*** EXTRACTED DATA

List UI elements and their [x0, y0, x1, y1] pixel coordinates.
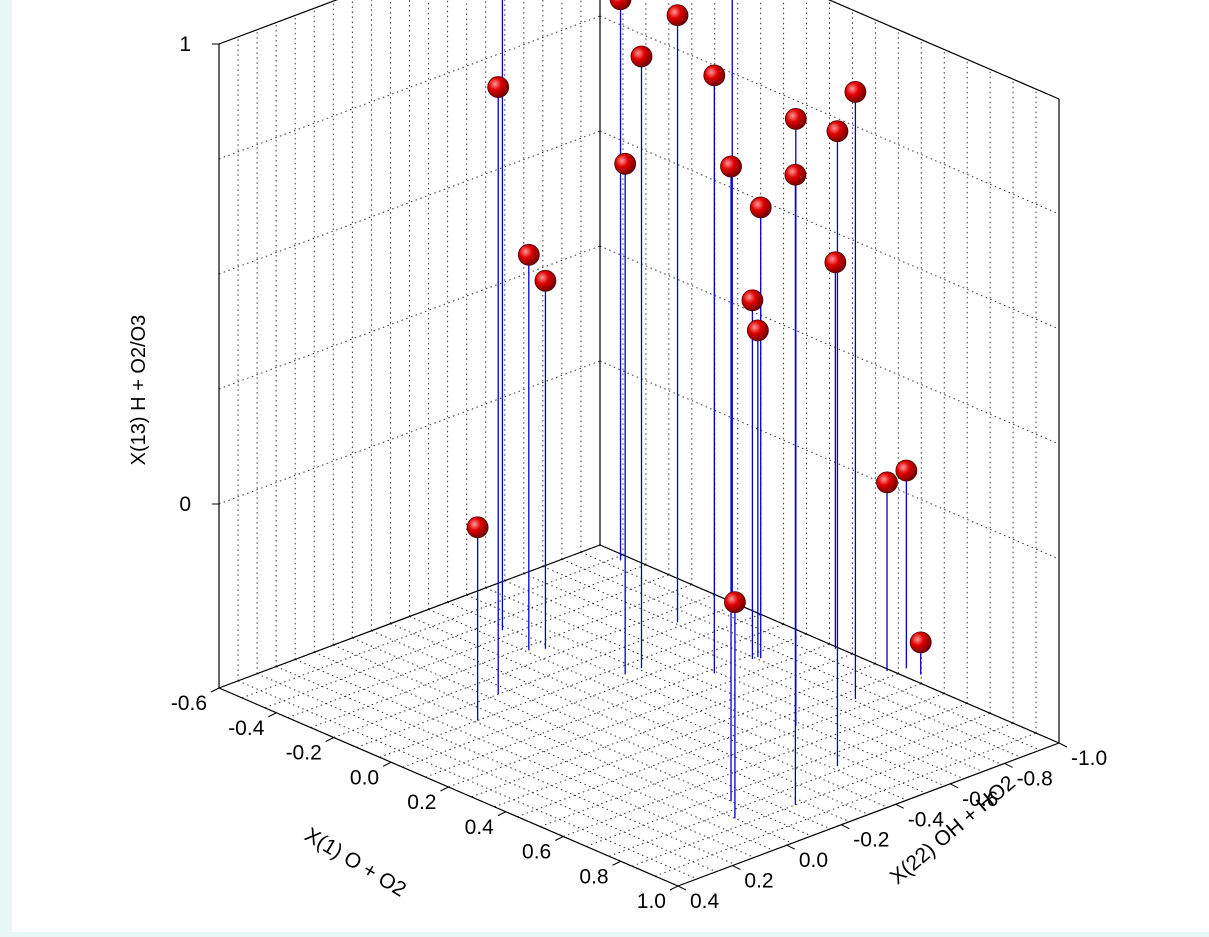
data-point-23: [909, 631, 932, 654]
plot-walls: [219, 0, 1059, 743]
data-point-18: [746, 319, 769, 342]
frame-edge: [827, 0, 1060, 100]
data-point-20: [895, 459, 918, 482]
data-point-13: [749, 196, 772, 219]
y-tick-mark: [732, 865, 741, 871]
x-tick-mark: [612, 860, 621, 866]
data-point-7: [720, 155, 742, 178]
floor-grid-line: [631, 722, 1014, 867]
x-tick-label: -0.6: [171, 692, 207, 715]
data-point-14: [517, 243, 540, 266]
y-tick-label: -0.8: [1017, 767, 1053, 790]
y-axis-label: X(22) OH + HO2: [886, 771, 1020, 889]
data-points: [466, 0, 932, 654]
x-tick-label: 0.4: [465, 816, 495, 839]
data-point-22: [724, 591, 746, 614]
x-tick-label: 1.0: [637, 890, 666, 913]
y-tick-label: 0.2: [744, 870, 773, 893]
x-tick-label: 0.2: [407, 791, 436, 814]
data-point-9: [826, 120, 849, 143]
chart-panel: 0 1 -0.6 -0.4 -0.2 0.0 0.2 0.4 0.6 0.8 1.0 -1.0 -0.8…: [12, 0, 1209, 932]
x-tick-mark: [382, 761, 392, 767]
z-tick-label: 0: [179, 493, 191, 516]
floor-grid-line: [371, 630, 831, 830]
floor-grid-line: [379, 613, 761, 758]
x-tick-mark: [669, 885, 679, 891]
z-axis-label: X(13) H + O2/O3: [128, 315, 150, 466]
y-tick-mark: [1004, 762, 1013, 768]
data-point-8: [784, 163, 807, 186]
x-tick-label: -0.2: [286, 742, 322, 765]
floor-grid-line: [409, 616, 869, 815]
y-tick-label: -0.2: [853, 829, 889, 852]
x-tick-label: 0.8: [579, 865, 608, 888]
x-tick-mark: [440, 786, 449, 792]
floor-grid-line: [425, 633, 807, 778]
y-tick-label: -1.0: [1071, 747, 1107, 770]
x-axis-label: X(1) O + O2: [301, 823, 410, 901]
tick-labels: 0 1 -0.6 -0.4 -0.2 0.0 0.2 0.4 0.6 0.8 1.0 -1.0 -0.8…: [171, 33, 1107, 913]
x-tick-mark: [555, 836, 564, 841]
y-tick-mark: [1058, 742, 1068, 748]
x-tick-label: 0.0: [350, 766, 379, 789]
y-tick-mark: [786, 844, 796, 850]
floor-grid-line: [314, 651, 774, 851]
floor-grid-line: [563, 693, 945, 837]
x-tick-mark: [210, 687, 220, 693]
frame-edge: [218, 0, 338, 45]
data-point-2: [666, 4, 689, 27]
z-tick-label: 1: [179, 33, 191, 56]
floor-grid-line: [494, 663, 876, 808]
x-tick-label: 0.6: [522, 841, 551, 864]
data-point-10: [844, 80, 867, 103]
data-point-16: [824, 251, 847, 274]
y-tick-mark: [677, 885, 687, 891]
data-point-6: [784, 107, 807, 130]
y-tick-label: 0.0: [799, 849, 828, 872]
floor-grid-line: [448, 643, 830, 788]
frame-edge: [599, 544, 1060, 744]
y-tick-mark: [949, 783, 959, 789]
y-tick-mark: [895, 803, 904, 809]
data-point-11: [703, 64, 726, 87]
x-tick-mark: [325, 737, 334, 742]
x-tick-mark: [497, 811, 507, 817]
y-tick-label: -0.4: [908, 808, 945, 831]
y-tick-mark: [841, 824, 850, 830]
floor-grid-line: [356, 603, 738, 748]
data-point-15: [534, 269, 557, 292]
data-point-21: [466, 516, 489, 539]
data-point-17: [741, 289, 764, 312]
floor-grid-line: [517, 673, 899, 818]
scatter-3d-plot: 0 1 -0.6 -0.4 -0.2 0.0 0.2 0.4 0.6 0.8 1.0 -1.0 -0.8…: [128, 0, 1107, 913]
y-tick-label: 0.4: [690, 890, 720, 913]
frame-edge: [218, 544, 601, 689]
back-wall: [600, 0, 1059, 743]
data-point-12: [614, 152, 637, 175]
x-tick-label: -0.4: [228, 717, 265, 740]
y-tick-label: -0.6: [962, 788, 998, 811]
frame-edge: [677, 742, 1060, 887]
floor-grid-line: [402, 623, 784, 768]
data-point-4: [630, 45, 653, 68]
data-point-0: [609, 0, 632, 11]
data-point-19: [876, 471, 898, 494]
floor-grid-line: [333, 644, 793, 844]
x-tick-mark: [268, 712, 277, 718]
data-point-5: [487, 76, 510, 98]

******
*** EXTRACTED DATA

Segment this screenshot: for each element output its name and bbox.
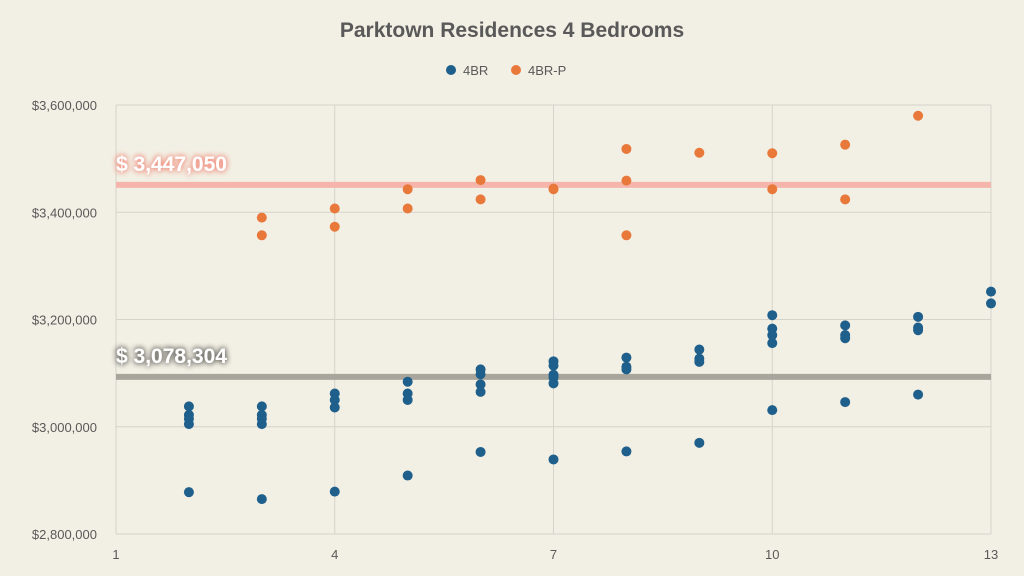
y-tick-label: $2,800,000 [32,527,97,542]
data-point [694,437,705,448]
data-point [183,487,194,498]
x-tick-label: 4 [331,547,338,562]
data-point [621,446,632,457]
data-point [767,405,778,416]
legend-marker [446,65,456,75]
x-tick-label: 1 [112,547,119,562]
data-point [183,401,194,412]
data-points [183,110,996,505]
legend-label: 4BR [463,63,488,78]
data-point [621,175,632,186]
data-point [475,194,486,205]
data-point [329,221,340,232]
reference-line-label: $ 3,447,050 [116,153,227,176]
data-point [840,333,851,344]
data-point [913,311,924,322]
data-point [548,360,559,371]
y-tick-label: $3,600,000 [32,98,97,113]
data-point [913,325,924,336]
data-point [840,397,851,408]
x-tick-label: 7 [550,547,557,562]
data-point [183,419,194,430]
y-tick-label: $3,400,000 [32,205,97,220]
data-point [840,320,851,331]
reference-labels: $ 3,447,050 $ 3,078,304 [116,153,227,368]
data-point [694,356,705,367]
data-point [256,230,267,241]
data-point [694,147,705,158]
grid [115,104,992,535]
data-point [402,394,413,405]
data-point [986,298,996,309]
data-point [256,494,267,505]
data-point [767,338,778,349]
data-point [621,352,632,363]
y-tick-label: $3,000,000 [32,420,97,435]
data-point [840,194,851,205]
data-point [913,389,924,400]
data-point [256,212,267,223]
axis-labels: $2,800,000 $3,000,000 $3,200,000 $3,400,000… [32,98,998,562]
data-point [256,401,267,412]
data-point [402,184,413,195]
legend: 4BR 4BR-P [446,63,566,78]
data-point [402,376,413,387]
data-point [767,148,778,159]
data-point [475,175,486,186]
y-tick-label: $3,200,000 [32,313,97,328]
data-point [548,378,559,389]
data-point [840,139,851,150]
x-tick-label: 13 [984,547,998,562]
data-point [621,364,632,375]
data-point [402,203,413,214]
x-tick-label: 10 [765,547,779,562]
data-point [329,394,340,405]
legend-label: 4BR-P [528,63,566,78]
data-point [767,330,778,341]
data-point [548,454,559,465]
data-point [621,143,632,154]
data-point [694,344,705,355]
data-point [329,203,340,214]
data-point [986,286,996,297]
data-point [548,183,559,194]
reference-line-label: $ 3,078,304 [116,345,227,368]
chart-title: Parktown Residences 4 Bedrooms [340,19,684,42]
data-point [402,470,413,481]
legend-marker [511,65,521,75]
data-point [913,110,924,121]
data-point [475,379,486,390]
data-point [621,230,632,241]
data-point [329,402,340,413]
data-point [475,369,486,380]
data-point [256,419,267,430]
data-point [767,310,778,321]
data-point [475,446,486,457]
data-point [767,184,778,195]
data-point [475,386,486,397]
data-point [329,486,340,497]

******

WHAT THE EXERCISE ASKS: List every line of the records above that contains the string "labels", copying each one in full.

REPLY:
tick-labels: 0 1 -0.6 -0.4 -0.2 0.0 0.2 0.4 0.6 0.8 1.0 -1.0 -0.8…: [171, 33, 1107, 913]
reference-labels: $ 3,447,050 $ 3,078,304 [116,153,227,368]
axis-labels: $2,800,000 $3,000,000 $3,200,000 $3,400,000… [32,98,998,562]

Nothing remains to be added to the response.